» **引文**:
----------------

YBT高效进阶 5.3.3 数字计数

思路

注意用unsigned long long
用二维表示状态：当前位，已经找到的个数
如果枚举的数==要找的数，没有前导0，ans+1

CODE

#include<iostream>
#include<cstdio>
#include<cstring>
using namespace std;
unsigned long long f[110][110],s[110],power[110];
unsigned long long digitDP(unsigned long long dep,unsigned long long digit,bool limit,bool zero,unsigned long long sum)
{
    
    
	if(!dep)return sum;
	if(!limit&&!zero&&f[dep][sum]!=-1)return f[dep][sum];
	unsigned long long i,ans=0,mx=limit?s[dep]:9;
	for(i=0;i<=mx;i++)
		ans+=digitDP(dep-1,digit,(i==mx)&limit,(i==0)&zero,sum+((!(i==0&&zero))&&(i==digit)));
	if(!limit&&!zero)f[dep][sum]=ans;
	return ans;
}
unsigned long long solve(unsigned long long x,unsigned long long y)
{
    
    
	unsigned long long sum;
	if(!x)return 0;
	for(sum=0;x;s[++sum]=x%10,x/=10);
	memset(f,-1,sizeof(f));
	return digitDP(sum,y,1,1,0);
}
int main()
{
    
    
	unsigned long long l,r,i;
	scanf("%llu%llu",&l,&r);
	for(power[0]=1,i=1;i<=13;power[i]=power[i-1]*10,++i);
	for(i=0;i<10;++i)printf("%llu ",solve(r,i)-solve(l-1,i)); 
	return 0;
}

----------------

» **目标**: 请问引文的思路部分提醒要用哪种类型？ 下面的数据与上面的引文毫无关系。

» **数据部分**:
----------------

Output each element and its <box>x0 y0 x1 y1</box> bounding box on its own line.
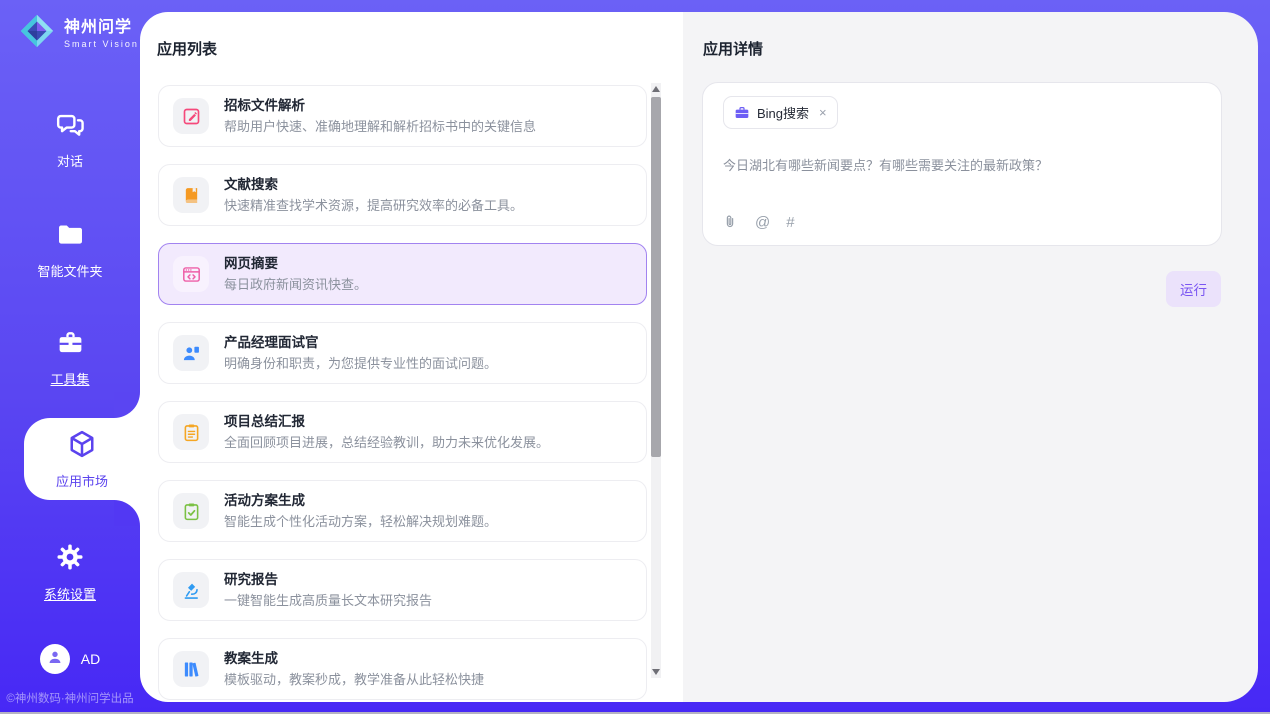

----------------

» **回答**: unsigned long long